TASK: Within this material, how many lines have the string "text" in them? The answer is a number, with nothing added.

INPUT MATERIAL:

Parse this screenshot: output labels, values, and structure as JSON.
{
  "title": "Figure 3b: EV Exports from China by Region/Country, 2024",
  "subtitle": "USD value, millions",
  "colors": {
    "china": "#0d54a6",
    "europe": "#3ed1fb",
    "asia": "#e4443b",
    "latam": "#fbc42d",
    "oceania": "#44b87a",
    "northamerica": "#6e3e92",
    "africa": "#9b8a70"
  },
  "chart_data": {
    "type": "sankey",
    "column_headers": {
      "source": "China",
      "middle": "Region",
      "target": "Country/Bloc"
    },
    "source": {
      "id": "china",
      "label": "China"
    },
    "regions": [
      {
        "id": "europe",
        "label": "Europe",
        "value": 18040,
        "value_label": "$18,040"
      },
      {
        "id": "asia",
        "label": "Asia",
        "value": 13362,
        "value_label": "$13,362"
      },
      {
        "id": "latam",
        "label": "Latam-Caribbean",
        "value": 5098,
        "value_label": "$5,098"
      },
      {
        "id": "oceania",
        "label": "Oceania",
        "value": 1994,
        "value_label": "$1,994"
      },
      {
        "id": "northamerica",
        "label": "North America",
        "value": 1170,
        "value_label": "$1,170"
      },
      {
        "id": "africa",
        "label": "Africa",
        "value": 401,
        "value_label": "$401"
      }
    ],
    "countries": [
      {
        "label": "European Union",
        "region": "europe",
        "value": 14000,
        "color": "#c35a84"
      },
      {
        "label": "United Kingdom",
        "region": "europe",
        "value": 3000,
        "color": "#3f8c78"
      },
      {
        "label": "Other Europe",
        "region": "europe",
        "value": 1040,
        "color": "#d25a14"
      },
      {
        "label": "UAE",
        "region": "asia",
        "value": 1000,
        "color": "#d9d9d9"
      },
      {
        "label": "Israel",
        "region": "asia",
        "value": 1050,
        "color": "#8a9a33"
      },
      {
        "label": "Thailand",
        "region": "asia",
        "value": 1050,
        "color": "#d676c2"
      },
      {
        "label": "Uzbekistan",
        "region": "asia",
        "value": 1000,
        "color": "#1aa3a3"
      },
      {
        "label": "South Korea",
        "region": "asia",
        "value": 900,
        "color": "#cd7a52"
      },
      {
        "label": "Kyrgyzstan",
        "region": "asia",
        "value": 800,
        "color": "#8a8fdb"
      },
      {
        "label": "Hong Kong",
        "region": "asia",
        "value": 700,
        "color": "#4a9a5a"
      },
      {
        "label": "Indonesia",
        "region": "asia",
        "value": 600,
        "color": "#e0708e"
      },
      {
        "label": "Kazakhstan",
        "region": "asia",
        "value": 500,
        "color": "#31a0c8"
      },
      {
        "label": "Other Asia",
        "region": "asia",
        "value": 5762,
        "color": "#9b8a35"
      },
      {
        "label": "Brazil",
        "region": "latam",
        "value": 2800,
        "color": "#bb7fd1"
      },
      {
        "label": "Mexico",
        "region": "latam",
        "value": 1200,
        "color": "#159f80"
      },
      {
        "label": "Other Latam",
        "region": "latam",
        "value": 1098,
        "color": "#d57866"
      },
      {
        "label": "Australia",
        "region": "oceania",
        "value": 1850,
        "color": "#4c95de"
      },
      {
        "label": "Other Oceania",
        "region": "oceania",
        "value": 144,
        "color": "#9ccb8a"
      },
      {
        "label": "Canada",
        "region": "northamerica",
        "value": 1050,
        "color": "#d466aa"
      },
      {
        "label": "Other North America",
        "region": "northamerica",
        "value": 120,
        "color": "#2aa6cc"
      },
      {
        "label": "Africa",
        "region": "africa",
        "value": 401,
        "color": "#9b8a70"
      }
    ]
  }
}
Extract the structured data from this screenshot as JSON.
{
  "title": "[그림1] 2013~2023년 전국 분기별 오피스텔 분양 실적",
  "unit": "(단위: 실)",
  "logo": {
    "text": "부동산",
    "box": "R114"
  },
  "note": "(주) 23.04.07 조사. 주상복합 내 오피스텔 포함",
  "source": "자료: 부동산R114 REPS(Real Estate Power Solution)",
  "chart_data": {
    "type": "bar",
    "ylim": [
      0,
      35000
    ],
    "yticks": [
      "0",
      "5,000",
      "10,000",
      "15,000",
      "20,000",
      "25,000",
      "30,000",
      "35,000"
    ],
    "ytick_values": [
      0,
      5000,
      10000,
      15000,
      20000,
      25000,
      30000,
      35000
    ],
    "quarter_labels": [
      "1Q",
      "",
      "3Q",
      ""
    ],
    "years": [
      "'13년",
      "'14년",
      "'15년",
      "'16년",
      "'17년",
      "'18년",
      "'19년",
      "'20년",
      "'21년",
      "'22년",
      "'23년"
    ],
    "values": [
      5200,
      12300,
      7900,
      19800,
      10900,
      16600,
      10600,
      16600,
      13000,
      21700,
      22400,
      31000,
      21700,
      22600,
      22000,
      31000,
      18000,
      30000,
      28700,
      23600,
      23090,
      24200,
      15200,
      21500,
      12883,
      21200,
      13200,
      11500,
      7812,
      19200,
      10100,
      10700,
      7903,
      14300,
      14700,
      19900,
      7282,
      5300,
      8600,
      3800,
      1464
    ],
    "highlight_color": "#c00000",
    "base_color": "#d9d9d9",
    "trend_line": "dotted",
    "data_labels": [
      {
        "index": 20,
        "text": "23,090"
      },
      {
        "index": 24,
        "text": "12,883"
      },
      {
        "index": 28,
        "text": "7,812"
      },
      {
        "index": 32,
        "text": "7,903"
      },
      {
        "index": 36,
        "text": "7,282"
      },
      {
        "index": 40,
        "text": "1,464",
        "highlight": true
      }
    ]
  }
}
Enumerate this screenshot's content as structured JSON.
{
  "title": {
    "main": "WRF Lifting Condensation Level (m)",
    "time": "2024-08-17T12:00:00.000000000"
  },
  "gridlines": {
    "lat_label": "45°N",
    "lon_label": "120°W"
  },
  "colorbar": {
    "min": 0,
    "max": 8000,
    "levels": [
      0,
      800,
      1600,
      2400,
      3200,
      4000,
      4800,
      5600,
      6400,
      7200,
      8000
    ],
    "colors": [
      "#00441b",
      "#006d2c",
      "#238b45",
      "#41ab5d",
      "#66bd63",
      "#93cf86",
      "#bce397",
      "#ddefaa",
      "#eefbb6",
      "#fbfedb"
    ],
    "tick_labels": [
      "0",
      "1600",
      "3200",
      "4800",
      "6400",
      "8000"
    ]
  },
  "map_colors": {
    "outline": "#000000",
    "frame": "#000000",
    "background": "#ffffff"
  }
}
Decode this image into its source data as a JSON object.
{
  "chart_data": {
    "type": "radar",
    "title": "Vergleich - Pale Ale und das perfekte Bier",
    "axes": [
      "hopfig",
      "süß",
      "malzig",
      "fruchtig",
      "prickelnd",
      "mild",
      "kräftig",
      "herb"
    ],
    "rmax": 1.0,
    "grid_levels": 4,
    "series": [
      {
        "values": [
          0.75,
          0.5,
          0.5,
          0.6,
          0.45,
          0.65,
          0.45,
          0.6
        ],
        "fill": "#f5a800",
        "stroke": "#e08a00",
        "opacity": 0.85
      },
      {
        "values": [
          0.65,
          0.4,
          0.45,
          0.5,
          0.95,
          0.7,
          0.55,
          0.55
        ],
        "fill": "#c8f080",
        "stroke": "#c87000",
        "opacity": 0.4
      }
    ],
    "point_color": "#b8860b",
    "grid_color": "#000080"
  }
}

REPLY TO THE TASK: 7